A run of records:
□ □ □
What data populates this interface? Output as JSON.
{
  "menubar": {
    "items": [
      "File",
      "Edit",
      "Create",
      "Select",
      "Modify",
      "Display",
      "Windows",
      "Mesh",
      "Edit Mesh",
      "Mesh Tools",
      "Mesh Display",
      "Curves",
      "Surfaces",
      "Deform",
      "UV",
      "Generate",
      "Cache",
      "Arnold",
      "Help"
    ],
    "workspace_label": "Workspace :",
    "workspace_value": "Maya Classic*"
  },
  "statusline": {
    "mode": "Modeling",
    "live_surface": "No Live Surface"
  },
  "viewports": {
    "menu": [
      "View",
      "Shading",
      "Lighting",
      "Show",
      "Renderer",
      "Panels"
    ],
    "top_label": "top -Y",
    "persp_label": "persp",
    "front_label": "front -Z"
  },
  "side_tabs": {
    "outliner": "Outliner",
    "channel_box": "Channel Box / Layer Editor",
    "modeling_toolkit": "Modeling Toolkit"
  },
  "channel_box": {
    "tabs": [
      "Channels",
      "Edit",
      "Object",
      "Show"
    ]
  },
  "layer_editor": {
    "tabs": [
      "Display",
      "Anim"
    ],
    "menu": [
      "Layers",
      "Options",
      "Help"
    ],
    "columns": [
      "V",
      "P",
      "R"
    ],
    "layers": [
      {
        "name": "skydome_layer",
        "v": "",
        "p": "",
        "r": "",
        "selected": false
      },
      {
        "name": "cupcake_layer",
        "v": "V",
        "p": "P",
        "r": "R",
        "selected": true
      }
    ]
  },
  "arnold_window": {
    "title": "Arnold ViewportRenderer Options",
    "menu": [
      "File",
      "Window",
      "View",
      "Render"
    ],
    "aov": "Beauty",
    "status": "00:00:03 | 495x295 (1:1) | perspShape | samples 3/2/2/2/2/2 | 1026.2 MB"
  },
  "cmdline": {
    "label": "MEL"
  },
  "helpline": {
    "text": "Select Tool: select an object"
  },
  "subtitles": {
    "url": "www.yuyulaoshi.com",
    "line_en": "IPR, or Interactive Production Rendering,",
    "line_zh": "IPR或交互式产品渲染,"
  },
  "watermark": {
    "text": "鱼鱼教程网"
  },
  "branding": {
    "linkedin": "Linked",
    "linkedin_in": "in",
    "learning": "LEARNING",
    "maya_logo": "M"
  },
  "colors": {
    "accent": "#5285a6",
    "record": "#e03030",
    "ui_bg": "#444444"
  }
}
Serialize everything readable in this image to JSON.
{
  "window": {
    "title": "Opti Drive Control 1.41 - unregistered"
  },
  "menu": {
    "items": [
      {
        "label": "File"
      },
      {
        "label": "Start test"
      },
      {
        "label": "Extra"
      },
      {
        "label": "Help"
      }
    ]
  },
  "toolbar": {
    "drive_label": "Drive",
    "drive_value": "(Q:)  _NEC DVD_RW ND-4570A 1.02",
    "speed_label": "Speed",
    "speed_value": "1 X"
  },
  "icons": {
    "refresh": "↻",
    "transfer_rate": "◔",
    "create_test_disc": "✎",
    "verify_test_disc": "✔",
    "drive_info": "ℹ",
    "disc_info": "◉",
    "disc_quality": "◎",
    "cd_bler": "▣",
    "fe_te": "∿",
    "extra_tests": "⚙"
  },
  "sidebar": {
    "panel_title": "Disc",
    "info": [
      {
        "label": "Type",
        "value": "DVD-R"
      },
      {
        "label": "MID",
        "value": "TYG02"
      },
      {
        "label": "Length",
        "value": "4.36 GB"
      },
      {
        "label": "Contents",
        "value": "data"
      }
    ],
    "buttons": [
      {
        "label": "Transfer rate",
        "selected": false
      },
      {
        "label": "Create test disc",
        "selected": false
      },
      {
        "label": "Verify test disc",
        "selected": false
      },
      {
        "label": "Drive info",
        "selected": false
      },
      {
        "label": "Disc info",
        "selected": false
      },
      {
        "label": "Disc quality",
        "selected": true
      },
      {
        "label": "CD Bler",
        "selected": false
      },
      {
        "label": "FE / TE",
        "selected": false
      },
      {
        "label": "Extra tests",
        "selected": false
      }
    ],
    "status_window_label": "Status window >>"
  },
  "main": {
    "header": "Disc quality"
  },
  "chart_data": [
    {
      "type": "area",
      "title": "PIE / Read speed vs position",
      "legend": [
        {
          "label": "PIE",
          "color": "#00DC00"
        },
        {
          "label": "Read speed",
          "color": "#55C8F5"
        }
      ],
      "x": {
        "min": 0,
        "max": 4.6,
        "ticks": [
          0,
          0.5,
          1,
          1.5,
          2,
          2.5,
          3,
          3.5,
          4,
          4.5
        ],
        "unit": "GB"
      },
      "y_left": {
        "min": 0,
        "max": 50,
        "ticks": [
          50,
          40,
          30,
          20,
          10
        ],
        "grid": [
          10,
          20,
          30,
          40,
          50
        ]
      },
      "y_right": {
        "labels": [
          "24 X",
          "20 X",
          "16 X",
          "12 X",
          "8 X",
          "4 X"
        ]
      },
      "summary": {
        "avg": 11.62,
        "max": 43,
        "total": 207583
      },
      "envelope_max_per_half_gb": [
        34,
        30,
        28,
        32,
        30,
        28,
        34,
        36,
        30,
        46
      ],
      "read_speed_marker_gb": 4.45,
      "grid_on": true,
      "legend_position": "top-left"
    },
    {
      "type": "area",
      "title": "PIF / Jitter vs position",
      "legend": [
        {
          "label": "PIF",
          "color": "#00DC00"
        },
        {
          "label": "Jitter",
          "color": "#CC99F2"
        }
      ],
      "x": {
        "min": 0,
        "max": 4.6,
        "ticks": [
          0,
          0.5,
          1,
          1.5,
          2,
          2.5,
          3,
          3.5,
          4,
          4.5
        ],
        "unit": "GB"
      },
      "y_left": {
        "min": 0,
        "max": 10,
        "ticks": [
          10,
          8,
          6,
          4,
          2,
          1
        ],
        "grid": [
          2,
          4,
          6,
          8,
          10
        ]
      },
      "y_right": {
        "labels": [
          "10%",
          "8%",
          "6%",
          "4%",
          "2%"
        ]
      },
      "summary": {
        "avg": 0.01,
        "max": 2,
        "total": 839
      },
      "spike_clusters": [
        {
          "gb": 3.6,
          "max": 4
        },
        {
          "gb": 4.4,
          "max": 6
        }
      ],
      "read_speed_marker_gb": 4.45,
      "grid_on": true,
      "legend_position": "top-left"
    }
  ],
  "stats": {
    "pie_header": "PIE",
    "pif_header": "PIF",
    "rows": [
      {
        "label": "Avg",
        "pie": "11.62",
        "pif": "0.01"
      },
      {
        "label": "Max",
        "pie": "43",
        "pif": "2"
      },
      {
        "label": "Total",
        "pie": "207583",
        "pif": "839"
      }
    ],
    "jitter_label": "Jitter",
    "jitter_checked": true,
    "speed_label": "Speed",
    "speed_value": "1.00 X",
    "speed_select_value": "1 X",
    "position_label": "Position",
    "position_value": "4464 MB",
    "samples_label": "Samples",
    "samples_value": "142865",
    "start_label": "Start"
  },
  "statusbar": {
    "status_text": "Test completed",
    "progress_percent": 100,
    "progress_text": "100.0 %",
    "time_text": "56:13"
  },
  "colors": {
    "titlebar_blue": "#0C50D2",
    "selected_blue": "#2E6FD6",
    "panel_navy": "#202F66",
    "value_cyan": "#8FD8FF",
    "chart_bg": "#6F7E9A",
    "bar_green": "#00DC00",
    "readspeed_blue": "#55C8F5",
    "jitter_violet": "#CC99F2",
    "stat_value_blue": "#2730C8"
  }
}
□ □ □
Return the whole listing exactly, with every line included.

▶ [TASK OUTPUT]
What data populates this interface? Output as JSON.
{
  "menubar": {
    "items": [
      "File",
      "Edit",
      "Create",
      "Select",
      "Modify",
      "Display",
      "Windows",
      "Mesh",
      "Edit Mesh",
      "Mesh Tools",
      "Mesh Display",
      "Curves",
      "Surfaces",
      "Deform",
      "UV",
      "Generate",
      "Cache",
      "Arnold",
      "Help"
    ],
    "workspace_label": "Workspace :",
    "workspace_value": "Maya Classic*"
  },
  "statusline": {
    "mode": "Modeling",
    "live_surface": "No Live Surface"
  },
  "viewports": {
    "menu": [
      "View",
      "Shading",
      "Lighting",
      "Show",
      "Renderer",
      "Panels"
    ],
    "top_label": "top -Y",
    "persp_label": "persp",
    "front_label": "front -Z"
  },
  "side_tabs": {
    "outliner": "Outliner",
    "channel_box": "Channel Box / Layer Editor",
    "modeling_toolkit": "Modeling Toolkit"
  },
  "channel_box": {
    "tabs": [
      "Channels",
      "Edit",
      "Object",
      "Show"
    ]
  },
  "layer_editor": {
    "tabs": [
      "Display",
      "Anim"
    ],
    "menu": [
      "Layers",
      "Options",
      "Help"
    ],
    "columns": [
      "V",
      "P",
      "R"
    ],
    "layers": [
      {
        "name": "skydome_layer",
        "v": "",
        "p": "",
        "r": "",
        "selected": false
      },
      {
        "name": "cupcake_layer",
        "v": "V",
        "p": "P",
        "r": "R",
        "selected": true
      }
    ]
  },
  "arnold_window": {
    "title": "Arnold ViewportRenderer Options",
    "menu": [
      "File",
      "Window",
      "View",
      "Render"
    ],
    "aov": "Beauty",
    "status": "00:00:03 | 495x295 (1:1) | perspShape | samples 3/2/2/2/2/2 | 1026.2 MB"
  },
  "cmdline": {
    "label": "MEL"
  },
  "helpline": {
    "text": "Select Tool: select an object"
  },
  "subtitles": {
    "url": "www.yuyulaoshi.com",
    "line_en": "IPR, or Interactive Production Rendering,",
    "line_zh": "IPR或交互式产品渲染,"
  },
  "watermark": {
    "text": "鱼鱼教程网"
  },
  "branding": {
    "linkedin": "Linked",
    "linkedin_in": "in",
    "learning": "LEARNING",
    "maya_logo": "M"
  },
  "colors": {
    "accent": "#5285a6",
    "record": "#e03030",
    "ui_bg": "#444444"
  }
}
Serialize everything readable in this image to JSON.
{
  "window": {
    "title": "Opti Drive Control 1.41 - unregistered"
  },
  "menu": {
    "items": [
      {
        "label": "File"
      },
      {
        "label": "Start test"
      },
      {
        "label": "Extra"
      },
      {
        "label": "Help"
      }
    ]
  },
  "toolbar": {
    "drive_label": "Drive",
    "drive_value": "(Q:)  _NEC DVD_RW ND-4570A 1.02",
    "speed_label": "Speed",
    "speed_value": "1 X"
  },
  "icons": {
    "refresh": "↻",
    "transfer_rate": "◔",
    "create_test_disc": "✎",
    "verify_test_disc": "✔",
    "drive_info": "ℹ",
    "disc_info": "◉",
    "disc_quality": "◎",
    "cd_bler": "▣",
    "fe_te": "∿",
    "extra_tests": "⚙"
  },
  "sidebar": {
    "panel_title": "Disc",
    "info": [
      {
        "label": "Type",
        "value": "DVD-R"
      },
      {
        "label": "MID",
        "value": "TYG02"
      },
      {
        "label": "Length",
        "value": "4.36 GB"
      },
      {
        "label": "Contents",
        "value": "data"
      }
    ],
    "buttons": [
      {
        "label": "Transfer rate",
        "selected": false
      },
      {
        "label": "Create test disc",
        "selected": false
      },
      {
        "label": "Verify test disc",
        "selected": false
      },
      {
        "label": "Drive info",
        "selected": false
      },
      {
        "label": "Disc info",
        "selected": false
      },
      {
        "label": "Disc quality",
        "selected": true
      },
      {
        "label": "CD Bler",
        "selected": false
      },
      {
        "label": "FE / TE",
        "selected": false
      },
      {
        "label": "Extra tests",
        "selected": false
      }
    ],
    "status_window_label": "Status window >>"
  },
  "main": {
    "header": "Disc quality"
  },
  "chart_data": [
    {
      "type": "area",
      "title": "PIE / Read speed vs position",
      "legend": [
        {
          "label": "PIE",
          "color": "#00DC00"
        },
        {
          "label": "Read speed",
          "color": "#55C8F5"
        }
      ],
      "x": {
        "min": 0,
        "max": 4.6,
        "ticks": [
          0,
          0.5,
          1,
          1.5,
          2,
          2.5,
          3,
          3.5,
          4,
          4.5
        ],
        "unit": "GB"
      },
      "y_left": {
        "min": 0,
        "max": 50,
        "ticks": [
          50,
          40,
          30,
          20,
          10
        ],
        "grid": [
          10,
          20,
          30,
          40,
          50
        ]
      },
      "y_right": {
        "labels": [
          "24 X",
          "20 X",
          "16 X",
          "12 X",
          "8 X",
          "4 X"
        ]
      },
      "summary": {
        "avg": 11.62,
        "max": 43,
        "total": 207583
      },
      "envelope_max_per_half_gb": [
        34,
        30,
        28,
        32,
        30,
        28,
        34,
        36,
        30,
        46
      ],
      "read_speed_marker_gb": 4.45,
      "grid_on": true,
      "legend_position": "top-left"
    },
    {
      "type": "area",
      "title": "PIF / Jitter vs position",
      "legend": [
        {
          "label": "PIF",
          "color": "#00DC00"
        },
        {
          "label": "Jitter",
          "color": "#CC99F2"
        }
      ],
      "x": {
        "min": 0,
        "max": 4.6,
        "ticks": [
          0,
          0.5,
          1,
          1.5,
          2,
          2.5,
          3,
          3.5,
          4,
          4.5
        ],
        "unit": "GB"
      },
      "y_left": {
        "min": 0,
        "max": 10,
        "ticks": [
          10,
          8,
          6,
          4,
          2,
          1
        ],
        "grid": [
          2,
          4,
          6,
          8,
          10
        ]
      },
      "y_right": {
        "labels": [
          "10%",
          "8%",
          "6%",
          "4%",
          "2%"
        ]
      },
      "summary": {
        "avg": 0.01,
        "max": 2,
        "total": 839
      },
      "spike_clusters": [
        {
          "gb": 3.6,
          "max": 4
        },
        {
          "gb": 4.4,
          "max": 6
        }
      ],
      "read_speed_marker_gb": 4.45,
      "grid_on": true,
      "legend_position": "top-left"
    }
  ],
  "stats": {
    "pie_header": "PIE",
    "pif_header": "PIF",
    "rows": [
      {
        "label": "Avg",
        "pie": "11.62",
        "pif": "0.01"
      },
      {
        "label": "Max",
        "pie": "43",
        "pif": "2"
      },
      {
        "label": "Total",
        "pie": "207583",
        "pif": "839"
      }
    ],
    "jitter_label": "Jitter",
    "jitter_checked": true,
    "speed_label": "Speed",
    "speed_value": "1.00 X",
    "speed_select_value": "1 X",
    "position_label": "Position",
    "position_value": "4464 MB",
    "samples_label": "Samples",
    "samples_value": "142865",
    "start_label": "Start"
  },
  "statusbar": {
    "status_text": "Test completed",
    "progress_percent": 100,
    "progress_text": "100.0 %",
    "time_text": "56:13"
  },
  "colors": {
    "titlebar_blue": "#0C50D2",
    "selected_blue": "#2E6FD6",
    "panel_navy": "#202F66",
    "value_cyan": "#8FD8FF",
    "chart_bg": "#6F7E9A",
    "bar_green": "#00DC00",
    "readspeed_blue": "#55C8F5",
    "jitter_violet": "#CC99F2",
    "stat_value_blue": "#2730C8"
  }
}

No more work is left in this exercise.